- [What is being asked]: Scan the data for "ylabel" and copy the lines it appears in.

- [Data supplied]:
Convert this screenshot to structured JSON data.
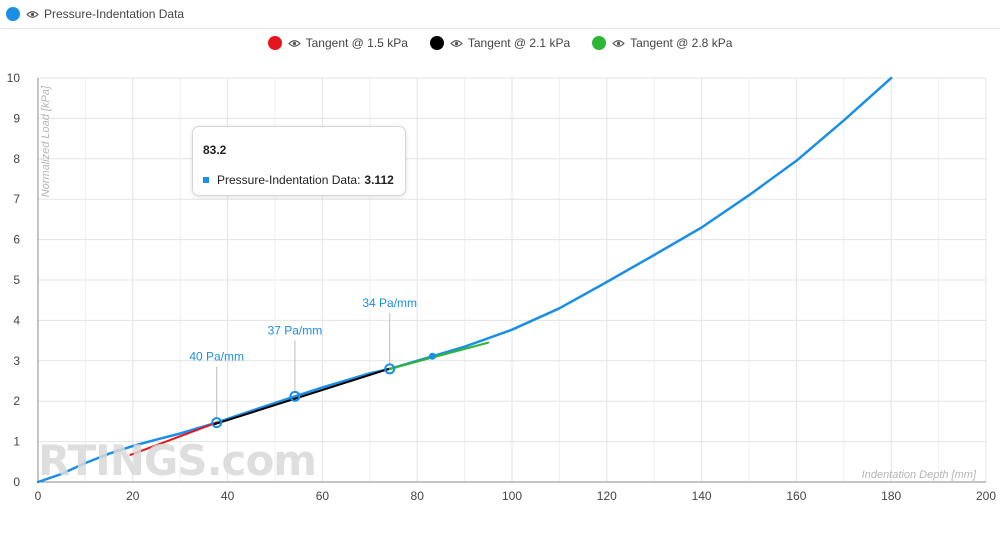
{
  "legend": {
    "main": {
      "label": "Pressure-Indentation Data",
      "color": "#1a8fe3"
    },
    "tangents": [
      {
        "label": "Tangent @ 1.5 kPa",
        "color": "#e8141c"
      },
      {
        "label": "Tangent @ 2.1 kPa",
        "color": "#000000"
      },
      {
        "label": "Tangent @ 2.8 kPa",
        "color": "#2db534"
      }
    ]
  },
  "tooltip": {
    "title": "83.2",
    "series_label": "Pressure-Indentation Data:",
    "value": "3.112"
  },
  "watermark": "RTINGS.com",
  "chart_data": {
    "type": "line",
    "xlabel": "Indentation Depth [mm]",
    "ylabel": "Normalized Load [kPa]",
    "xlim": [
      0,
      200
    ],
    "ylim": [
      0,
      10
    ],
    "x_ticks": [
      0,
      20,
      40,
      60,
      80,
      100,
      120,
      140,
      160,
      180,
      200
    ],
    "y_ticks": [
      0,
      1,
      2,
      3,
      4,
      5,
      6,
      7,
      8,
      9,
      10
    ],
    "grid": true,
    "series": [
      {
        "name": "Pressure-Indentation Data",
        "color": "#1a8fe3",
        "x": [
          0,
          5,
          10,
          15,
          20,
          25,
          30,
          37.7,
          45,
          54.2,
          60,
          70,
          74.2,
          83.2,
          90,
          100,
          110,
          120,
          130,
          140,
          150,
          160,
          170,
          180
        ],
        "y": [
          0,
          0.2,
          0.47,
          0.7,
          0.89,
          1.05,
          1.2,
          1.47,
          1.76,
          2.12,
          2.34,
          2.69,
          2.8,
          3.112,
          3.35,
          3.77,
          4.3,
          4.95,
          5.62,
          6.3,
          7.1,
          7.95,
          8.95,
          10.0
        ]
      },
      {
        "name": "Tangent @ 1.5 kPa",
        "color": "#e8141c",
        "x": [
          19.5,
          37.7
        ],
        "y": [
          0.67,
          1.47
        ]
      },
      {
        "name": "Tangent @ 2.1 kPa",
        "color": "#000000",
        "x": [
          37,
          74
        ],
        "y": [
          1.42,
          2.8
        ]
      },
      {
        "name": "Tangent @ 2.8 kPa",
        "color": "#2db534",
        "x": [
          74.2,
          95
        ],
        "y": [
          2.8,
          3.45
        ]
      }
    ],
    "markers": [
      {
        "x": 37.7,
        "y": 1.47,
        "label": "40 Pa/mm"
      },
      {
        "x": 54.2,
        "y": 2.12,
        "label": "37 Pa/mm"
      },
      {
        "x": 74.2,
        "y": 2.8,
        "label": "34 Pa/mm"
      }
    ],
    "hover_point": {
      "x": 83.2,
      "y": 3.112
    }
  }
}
--
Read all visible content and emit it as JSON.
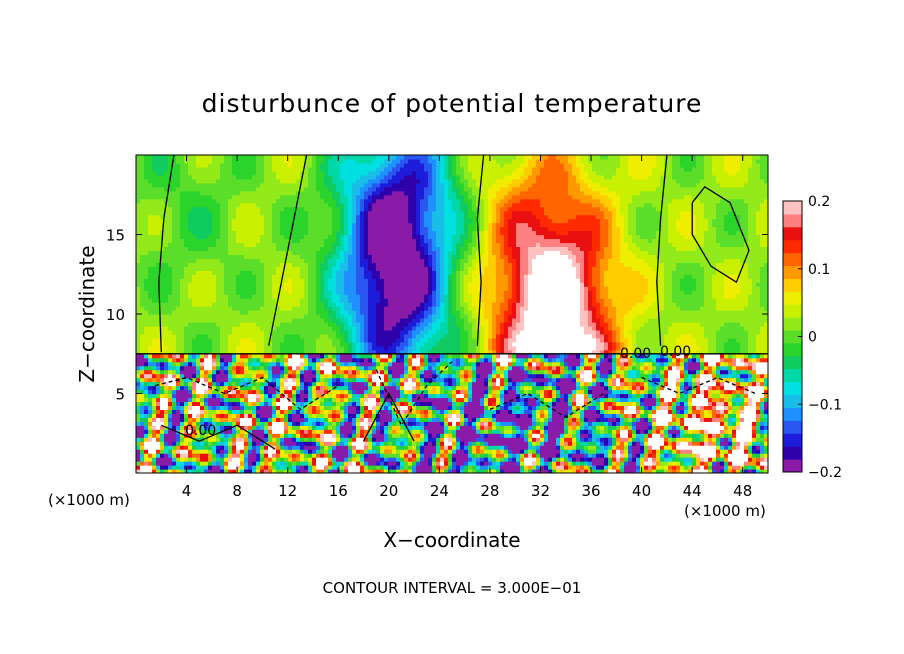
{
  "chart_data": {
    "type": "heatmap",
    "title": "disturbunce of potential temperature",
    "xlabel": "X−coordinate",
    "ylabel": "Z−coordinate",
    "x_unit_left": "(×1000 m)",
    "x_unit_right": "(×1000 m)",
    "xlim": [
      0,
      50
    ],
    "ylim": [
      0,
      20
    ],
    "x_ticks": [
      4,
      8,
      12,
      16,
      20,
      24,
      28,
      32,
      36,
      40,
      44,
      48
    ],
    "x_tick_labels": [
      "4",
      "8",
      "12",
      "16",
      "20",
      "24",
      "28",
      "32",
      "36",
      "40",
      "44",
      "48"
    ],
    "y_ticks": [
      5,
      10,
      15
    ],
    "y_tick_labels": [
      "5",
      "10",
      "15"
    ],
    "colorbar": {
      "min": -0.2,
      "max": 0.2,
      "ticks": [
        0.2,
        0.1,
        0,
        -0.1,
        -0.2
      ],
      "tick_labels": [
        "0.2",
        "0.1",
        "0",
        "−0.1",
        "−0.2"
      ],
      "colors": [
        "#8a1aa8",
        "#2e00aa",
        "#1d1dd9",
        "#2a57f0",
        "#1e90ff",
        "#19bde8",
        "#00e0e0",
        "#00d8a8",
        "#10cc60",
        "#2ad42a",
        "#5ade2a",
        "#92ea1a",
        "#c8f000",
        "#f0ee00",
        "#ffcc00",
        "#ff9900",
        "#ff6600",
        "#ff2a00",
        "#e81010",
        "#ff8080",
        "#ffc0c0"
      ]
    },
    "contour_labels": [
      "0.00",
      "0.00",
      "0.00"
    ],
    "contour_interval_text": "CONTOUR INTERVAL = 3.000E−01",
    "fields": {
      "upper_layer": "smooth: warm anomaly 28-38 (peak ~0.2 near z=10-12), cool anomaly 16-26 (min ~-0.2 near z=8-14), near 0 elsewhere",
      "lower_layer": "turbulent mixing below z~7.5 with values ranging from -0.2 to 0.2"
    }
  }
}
...
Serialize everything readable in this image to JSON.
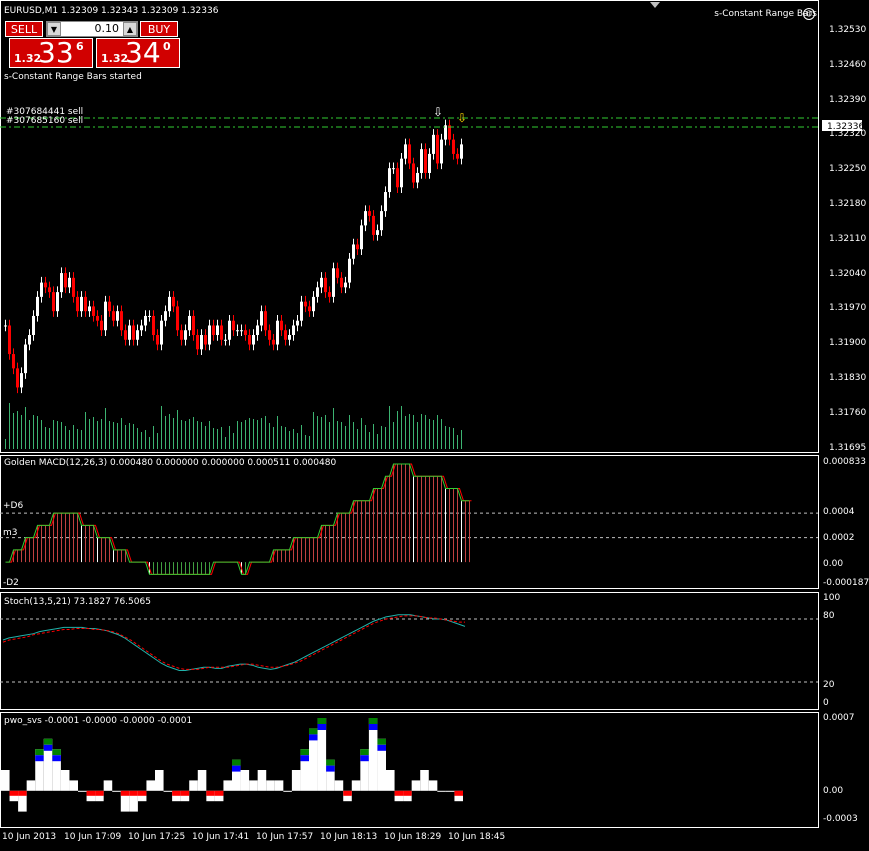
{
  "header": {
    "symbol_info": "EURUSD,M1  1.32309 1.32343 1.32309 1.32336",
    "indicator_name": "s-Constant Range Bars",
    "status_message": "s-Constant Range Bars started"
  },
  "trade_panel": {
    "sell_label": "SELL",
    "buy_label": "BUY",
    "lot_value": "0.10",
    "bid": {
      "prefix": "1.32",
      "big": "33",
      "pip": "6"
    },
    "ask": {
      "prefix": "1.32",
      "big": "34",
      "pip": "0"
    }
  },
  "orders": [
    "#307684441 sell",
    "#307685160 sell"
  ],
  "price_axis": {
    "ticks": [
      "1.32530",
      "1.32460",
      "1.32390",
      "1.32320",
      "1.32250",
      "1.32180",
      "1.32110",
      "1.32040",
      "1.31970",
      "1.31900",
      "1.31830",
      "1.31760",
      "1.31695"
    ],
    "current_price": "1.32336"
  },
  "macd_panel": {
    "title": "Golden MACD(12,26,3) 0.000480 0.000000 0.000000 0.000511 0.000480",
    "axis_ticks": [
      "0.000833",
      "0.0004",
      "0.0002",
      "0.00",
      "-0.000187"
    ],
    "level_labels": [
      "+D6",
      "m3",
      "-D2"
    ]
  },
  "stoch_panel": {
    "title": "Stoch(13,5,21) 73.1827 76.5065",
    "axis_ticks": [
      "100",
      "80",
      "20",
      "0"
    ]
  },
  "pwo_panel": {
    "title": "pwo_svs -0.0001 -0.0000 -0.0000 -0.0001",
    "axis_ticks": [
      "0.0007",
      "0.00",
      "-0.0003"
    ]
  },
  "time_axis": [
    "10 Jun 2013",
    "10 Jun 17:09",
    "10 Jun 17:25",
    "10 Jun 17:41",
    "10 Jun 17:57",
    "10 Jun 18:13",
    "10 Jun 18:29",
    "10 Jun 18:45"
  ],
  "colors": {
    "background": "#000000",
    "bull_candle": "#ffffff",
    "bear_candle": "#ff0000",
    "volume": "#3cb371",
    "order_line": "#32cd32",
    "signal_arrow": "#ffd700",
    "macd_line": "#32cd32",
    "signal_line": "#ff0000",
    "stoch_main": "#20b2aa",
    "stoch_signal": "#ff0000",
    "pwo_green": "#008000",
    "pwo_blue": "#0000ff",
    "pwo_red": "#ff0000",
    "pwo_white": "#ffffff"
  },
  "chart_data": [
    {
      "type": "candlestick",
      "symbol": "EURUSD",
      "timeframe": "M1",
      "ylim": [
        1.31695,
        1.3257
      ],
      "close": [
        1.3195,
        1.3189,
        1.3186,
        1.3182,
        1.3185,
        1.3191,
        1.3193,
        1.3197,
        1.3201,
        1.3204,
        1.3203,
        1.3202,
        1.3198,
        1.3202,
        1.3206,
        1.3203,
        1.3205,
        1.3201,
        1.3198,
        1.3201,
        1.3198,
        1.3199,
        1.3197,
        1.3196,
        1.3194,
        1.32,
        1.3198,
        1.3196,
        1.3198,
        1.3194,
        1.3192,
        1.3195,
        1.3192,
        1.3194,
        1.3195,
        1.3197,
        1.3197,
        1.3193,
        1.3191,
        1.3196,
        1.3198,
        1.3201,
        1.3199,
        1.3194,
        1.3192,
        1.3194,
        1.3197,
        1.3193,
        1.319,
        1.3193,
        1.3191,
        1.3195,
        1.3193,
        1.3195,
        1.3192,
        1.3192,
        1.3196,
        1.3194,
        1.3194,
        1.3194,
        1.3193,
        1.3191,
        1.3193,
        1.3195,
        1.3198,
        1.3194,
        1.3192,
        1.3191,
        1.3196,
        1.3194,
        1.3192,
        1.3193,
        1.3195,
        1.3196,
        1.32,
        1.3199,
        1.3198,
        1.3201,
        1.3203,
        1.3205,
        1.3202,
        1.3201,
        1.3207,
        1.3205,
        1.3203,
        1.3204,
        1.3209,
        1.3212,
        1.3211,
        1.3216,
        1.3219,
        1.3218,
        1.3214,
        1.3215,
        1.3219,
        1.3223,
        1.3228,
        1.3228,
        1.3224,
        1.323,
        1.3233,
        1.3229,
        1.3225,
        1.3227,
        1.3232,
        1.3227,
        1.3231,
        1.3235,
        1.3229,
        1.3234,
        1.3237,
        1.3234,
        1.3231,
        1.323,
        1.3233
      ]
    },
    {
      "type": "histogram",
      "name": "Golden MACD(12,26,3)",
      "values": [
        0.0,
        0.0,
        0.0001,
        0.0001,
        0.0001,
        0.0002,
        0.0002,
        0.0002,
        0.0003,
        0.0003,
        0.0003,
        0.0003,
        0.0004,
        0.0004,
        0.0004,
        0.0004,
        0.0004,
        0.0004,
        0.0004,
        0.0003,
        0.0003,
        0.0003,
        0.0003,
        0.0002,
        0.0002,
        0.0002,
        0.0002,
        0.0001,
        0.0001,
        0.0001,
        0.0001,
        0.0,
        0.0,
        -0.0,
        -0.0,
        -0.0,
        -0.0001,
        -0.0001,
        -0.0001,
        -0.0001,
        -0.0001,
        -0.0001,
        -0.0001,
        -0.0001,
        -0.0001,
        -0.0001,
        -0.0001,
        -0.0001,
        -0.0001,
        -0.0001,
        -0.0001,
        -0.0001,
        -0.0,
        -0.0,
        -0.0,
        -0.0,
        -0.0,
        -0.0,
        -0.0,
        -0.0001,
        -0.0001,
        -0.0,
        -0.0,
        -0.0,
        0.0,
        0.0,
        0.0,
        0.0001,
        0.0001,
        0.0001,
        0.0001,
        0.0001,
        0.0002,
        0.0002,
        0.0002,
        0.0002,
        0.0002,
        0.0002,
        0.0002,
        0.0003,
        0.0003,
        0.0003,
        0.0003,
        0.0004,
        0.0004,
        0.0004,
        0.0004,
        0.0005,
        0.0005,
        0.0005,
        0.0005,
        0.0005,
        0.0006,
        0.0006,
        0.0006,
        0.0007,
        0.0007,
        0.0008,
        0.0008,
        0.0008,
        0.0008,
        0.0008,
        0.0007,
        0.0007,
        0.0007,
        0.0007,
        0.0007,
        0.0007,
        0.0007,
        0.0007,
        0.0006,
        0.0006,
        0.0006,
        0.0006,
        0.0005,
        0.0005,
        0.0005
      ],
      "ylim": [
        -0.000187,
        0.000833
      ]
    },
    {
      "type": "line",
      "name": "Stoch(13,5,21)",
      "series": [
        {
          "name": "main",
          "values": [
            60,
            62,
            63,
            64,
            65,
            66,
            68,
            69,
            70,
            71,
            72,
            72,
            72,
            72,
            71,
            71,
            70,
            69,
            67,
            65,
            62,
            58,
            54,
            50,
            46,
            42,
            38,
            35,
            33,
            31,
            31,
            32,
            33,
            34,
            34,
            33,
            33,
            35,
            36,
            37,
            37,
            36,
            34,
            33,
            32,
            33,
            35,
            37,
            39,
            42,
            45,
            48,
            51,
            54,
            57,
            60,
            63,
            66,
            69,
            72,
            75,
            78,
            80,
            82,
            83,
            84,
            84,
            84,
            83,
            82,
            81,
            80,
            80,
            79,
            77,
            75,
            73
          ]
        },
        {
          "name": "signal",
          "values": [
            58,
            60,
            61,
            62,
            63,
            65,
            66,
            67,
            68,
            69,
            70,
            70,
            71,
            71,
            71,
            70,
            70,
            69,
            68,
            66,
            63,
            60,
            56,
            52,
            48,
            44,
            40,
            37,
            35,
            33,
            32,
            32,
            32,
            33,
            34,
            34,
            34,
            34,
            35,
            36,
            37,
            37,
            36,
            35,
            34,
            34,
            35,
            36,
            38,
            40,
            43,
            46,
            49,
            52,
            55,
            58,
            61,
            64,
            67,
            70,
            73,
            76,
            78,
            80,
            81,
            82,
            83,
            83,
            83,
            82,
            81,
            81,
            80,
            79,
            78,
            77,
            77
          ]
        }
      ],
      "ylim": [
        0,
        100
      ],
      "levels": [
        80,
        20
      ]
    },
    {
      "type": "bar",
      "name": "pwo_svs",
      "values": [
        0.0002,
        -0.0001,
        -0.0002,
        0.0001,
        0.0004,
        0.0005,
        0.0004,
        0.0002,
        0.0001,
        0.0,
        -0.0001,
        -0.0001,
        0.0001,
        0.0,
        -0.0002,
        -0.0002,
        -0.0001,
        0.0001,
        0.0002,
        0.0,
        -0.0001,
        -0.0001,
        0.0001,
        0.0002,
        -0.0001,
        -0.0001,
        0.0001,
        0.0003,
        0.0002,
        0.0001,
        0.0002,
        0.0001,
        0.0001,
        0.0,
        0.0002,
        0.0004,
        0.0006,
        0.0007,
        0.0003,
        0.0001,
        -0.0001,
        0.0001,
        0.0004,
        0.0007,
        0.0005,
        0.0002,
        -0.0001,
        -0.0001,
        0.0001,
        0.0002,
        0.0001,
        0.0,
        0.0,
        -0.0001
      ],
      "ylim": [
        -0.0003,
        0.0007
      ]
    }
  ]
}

- [Reply to the exercise]:
    "ylabel": "Normalized Load [kPa]",
    "ylabel": "Z−coordinate",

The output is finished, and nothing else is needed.